--- START OF Data supplied ---

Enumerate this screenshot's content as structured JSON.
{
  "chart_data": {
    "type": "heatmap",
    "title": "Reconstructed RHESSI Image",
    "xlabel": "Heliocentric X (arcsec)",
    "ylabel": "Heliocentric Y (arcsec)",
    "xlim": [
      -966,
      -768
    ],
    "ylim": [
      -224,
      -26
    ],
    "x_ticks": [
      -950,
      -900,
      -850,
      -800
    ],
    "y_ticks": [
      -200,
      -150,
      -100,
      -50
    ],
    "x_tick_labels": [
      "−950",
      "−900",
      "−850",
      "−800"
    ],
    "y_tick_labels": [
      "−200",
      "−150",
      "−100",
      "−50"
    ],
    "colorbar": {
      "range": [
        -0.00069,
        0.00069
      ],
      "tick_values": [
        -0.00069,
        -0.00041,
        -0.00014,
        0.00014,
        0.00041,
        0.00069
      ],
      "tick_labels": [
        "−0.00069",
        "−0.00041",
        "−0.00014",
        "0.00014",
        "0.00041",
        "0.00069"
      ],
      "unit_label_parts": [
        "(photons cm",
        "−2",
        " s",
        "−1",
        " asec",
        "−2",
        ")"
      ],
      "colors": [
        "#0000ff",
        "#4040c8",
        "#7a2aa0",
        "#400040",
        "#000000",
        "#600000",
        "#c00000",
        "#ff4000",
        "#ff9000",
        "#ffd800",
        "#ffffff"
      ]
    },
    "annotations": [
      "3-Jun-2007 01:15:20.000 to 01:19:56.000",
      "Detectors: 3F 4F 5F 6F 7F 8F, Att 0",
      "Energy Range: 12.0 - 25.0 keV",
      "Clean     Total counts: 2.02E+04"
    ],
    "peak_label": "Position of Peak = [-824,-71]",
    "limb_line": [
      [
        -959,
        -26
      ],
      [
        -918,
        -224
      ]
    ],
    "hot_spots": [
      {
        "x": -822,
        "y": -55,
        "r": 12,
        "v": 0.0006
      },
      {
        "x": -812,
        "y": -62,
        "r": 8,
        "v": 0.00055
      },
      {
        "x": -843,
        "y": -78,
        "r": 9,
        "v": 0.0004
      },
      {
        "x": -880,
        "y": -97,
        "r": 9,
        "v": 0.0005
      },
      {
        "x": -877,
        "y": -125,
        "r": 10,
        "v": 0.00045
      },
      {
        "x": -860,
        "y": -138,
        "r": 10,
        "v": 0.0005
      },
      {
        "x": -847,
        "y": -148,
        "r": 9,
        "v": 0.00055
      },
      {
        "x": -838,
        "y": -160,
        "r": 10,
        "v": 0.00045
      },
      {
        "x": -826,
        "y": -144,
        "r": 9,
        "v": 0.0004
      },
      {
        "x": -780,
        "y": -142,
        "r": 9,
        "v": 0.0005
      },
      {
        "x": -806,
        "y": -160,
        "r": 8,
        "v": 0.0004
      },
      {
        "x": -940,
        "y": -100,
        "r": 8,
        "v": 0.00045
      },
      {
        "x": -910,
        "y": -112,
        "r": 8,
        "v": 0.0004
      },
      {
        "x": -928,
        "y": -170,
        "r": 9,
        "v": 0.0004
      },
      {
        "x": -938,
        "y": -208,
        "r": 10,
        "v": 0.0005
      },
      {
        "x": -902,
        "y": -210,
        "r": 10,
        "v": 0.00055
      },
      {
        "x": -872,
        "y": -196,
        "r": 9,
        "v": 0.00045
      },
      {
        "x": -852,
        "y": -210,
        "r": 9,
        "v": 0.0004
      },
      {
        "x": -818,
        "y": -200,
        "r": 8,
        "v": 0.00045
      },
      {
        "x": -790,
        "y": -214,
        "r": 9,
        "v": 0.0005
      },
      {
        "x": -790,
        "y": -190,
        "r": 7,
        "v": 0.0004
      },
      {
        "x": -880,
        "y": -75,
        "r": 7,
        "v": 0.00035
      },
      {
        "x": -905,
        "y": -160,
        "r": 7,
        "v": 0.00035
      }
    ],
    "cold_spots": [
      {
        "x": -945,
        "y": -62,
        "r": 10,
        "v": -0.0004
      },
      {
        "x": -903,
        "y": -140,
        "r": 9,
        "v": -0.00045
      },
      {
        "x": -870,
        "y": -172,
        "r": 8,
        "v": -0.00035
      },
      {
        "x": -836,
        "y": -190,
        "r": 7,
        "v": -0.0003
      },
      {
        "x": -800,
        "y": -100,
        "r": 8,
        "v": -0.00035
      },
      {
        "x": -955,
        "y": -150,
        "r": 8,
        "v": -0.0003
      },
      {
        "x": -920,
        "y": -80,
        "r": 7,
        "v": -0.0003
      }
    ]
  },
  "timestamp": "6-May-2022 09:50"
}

--- END OF Data supplied ---

Written exercise :: Gather up every line in the data above that contains the word "Heliocentric", copying each one.

Result of the exercise ::
    "xlabel": "Heliocentric X (arcsec)",
    "ylabel": "Heliocentric Y (arcsec)",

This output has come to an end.